== WRITTEN REQUEST ==
Copy every line that mentions the word "Shielded".

== DATA FOR THIS EXERCISE ==
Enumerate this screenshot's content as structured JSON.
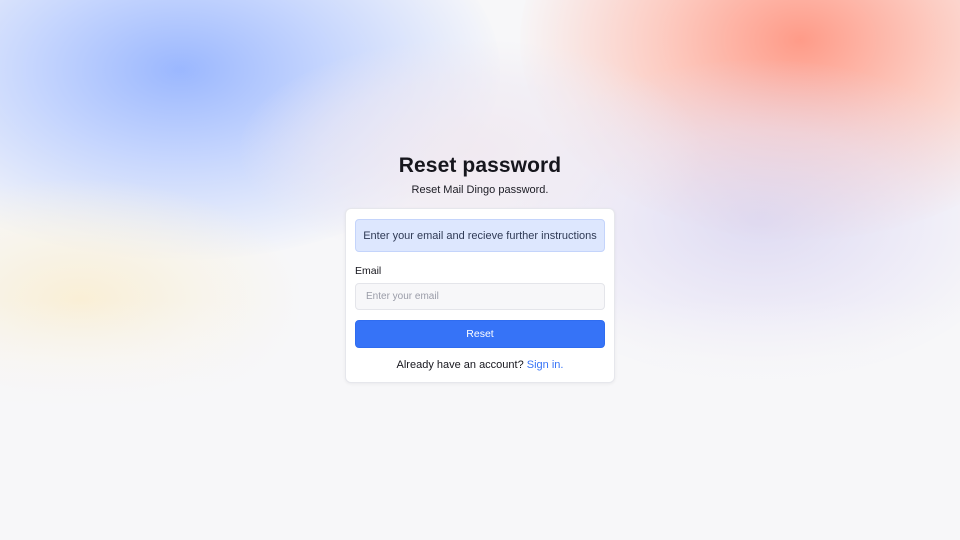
{
  "page": {
    "title": "Reset password",
    "subtitle": "Reset Mail Dingo password."
  },
  "form": {
    "notice": "Enter your email and recieve further instructions",
    "email_label": "Email",
    "email_value": "",
    "email_placeholder": "Enter your email",
    "submit_label": "Reset",
    "footer_text": "Already have an account?",
    "signin_link": "Sign in."
  },
  "colors": {
    "accent": "#3673f7",
    "notice_bg": "#dde7fe",
    "page_bg": "#f7f7f9"
  }
}
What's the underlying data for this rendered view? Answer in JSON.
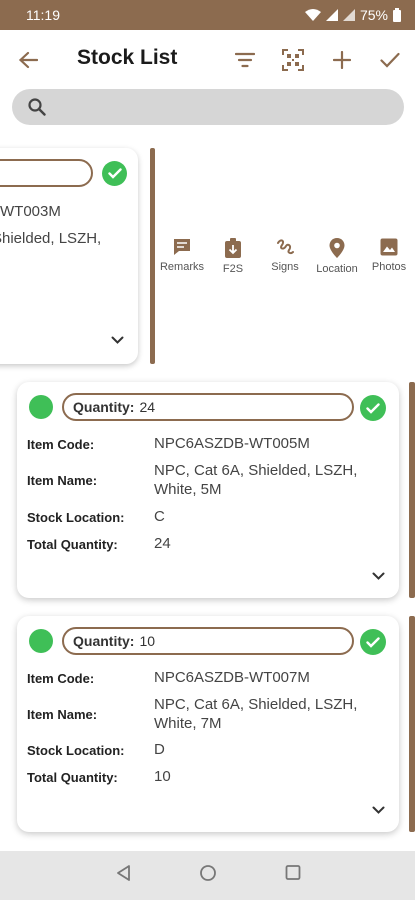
{
  "status_bar": {
    "time": "11:19",
    "battery": "75%"
  },
  "app_bar": {
    "title": "Stock List"
  },
  "search": {
    "placeholder": ""
  },
  "partial_card": {
    "item_code_fragment": "WT003M",
    "item_name_fragment": "Shielded, LSZH,"
  },
  "actions": [
    {
      "label": "Remarks",
      "icon": "remarks-icon"
    },
    {
      "label": "F2S",
      "icon": "f2s-icon"
    },
    {
      "label": "Signs",
      "icon": "signs-icon"
    },
    {
      "label": "Location",
      "icon": "location-icon"
    },
    {
      "label": "Photos",
      "icon": "photos-icon"
    }
  ],
  "field_labels": {
    "quantity": "Quantity:",
    "item_code": "Item Code:",
    "item_name": "Item Name:",
    "stock_location": "Stock Location:",
    "total_quantity": "Total Quantity:"
  },
  "items": [
    {
      "quantity": "24",
      "item_code": "NPC6ASZDB-WT005M",
      "item_name": "NPC, Cat 6A, Shielded, LSZH, White, 5M",
      "stock_location": "C",
      "total_quantity": "24"
    },
    {
      "quantity": "10",
      "item_code": "NPC6ASZDB-WT007M",
      "item_name": "NPC, Cat 6A, Shielded, LSZH, White, 7M",
      "stock_location": "D",
      "total_quantity": "10"
    }
  ],
  "colors": {
    "brand": "#8c6b4f",
    "success": "#3fbf57"
  }
}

== ANSWER BELOW ==
    "item_name_fragment": "Shielded, LSZH,"
      "item_name": "NPC, Cat 6A, Shielded, LSZH, White, 5M",
      "item_name": "NPC, Cat 6A, Shielded, LSZH, White, 7M",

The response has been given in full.